What to produce: Exclude the pictures and retype the entries as written.

Supplied data:
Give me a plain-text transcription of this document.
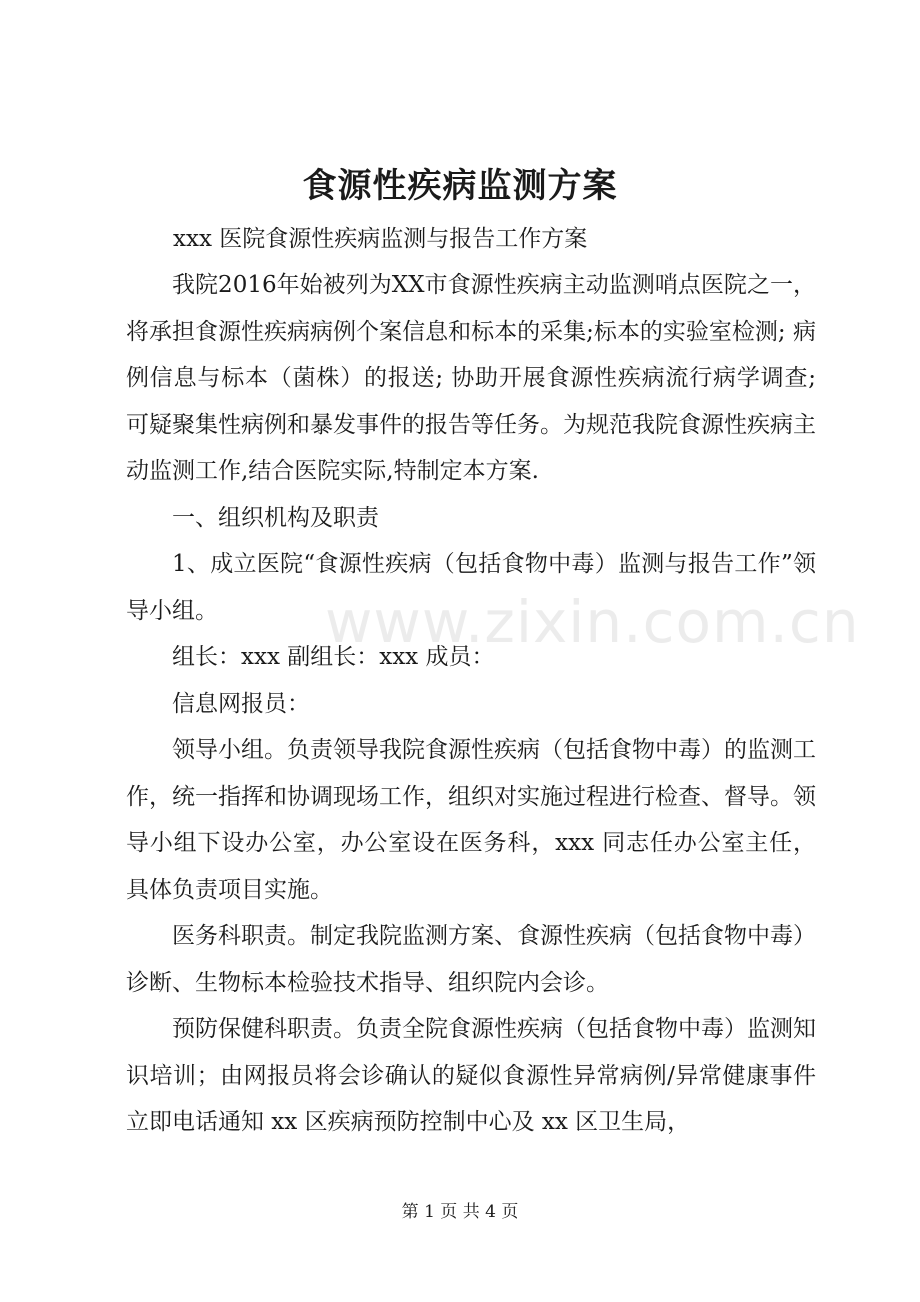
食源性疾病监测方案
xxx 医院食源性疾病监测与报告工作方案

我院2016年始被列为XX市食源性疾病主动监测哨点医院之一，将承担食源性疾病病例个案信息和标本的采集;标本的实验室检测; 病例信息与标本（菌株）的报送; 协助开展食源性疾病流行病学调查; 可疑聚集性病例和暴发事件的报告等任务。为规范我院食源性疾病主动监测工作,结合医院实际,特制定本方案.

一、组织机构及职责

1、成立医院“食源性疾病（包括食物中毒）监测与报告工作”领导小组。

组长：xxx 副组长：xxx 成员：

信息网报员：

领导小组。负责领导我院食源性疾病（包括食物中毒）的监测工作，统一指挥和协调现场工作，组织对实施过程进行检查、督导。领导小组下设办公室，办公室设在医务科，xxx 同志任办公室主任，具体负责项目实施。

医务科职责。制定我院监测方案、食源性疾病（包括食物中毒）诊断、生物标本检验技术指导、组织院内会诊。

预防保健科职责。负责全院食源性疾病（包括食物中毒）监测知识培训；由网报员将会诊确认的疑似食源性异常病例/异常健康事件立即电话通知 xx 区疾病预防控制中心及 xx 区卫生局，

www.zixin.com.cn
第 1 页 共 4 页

Task output:
Give me a plain-text transcription of this document.
食源性疾病监测方案
xxx 医院食源性疾病监测与报告工作方案

我院2016年始被列为XX市食源性疾病主动监测哨点医院之一，将承担食源性疾病病例个案信息和标本的采集;标本的实验室检测; 病例信息与标本（菌株）的报送; 协助开展食源性疾病流行病学调查; 可疑聚集性病例和暴发事件的报告等任务。为规范我院食源性疾病主动监测工作,结合医院实际,特制定本方案.

一、组织机构及职责

1、成立医院“食源性疾病（包括食物中毒）监测与报告工作”领导小组。

组长：xxx 副组长：xxx 成员：

信息网报员：

领导小组。负责领导我院食源性疾病（包括食物中毒）的监测工作，统一指挥和协调现场工作，组织对实施过程进行检查、督导。领导小组下设办公室，办公室设在医务科，xxx 同志任办公室主任，具体负责项目实施。

医务科职责。制定我院监测方案、食源性疾病（包括食物中毒）诊断、生物标本检验技术指导、组织院内会诊。

预防保健科职责。负责全院食源性疾病（包括食物中毒）监测知识培训；由网报员将会诊确认的疑似食源性异常病例/异常健康事件立即电话通知 xx 区疾病预防控制中心及 xx 区卫生局，

www.zixin.com.cn
第 1 页 共 4 页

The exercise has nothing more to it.